Task statement: Your job is to restate each entry word for word.
## begin Input rows
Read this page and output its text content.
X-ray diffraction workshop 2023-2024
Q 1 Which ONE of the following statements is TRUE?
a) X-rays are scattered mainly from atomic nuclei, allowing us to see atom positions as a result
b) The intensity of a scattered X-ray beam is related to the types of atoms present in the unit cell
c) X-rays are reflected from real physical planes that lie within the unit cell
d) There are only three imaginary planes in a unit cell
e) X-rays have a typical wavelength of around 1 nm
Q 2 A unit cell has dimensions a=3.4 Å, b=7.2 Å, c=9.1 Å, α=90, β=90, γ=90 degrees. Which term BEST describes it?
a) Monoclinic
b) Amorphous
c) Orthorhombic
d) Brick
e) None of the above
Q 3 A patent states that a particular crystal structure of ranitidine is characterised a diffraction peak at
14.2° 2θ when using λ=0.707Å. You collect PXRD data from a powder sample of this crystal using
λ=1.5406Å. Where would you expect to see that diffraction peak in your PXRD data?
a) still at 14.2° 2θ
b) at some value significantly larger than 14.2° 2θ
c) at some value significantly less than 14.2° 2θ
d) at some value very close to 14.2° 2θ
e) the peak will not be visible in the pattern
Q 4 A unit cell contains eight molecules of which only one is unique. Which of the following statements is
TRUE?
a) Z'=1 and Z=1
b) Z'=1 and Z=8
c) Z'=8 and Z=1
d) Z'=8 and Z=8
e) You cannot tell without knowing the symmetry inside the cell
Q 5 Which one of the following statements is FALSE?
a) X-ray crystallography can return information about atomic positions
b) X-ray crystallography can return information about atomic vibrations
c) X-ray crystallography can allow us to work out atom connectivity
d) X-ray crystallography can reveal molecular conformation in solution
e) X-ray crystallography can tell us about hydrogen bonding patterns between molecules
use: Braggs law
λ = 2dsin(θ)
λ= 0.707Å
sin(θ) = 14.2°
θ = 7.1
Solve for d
## end Input rows
The completed task:
Read this page and output its text content.
X-ray diffraction workshop 2023-2024
Q 1 Which ONE of the following statements is TRUE?
a) X-rays are scattered mainly from atomic nuclei, allowing us to see atom positions as a result
b) The intensity of a scattered X-ray beam is related to the types of atoms present in the unit cell
c) X-rays are reflected from real physical planes that lie within the unit cell
d) There are only three imaginary planes in a unit cell
e) X-rays have a typical wavelength of around 1 nm
Q 2 A unit cell has dimensions a=3.4 Å, b=7.2 Å, c=9.1 Å, α=90, β=90, γ=90 degrees. Which term BEST describes it?
a) Monoclinic
b) Amorphous
c) Orthorhombic
d) Brick
e) None of the above
Q 3 A patent states that a particular crystal structure of ranitidine is characterised a diffraction peak at
14.2° 2θ when using λ=0.707Å. You collect PXRD data from a powder sample of this crystal using
λ=1.5406Å. Where would you expect to see that diffraction peak in your PXRD data?
a) still at 14.2° 2θ
b) at some value significantly larger than 14.2° 2θ
c) at some value significantly less than 14.2° 2θ
d) at some value very close to 14.2° 2θ
e) the peak will not be visible in the pattern
Q 4 A unit cell contains eight molecules of which only one is unique. Which of the following statements is
TRUE?
a) Z'=1 and Z=1
b) Z'=1 and Z=8
c) Z'=8 and Z=1
d) Z'=8 and Z=8
e) You cannot tell without knowing the symmetry inside the cell
Q 5 Which one of the following statements is FALSE?
a) X-ray crystallography can return information about atomic positions
b) X-ray crystallography can return information about atomic vibrations
c) X-ray crystallography can allow us to work out atom connectivity
d) X-ray crystallography can reveal molecular conformation in solution
e) X-ray crystallography can tell us about hydrogen bonding patterns between molecules
use: Braggs law
λ = 2dsin(θ)
λ= 0.707Å
sin(θ) = 14.2°
θ = 7.1
Solve for d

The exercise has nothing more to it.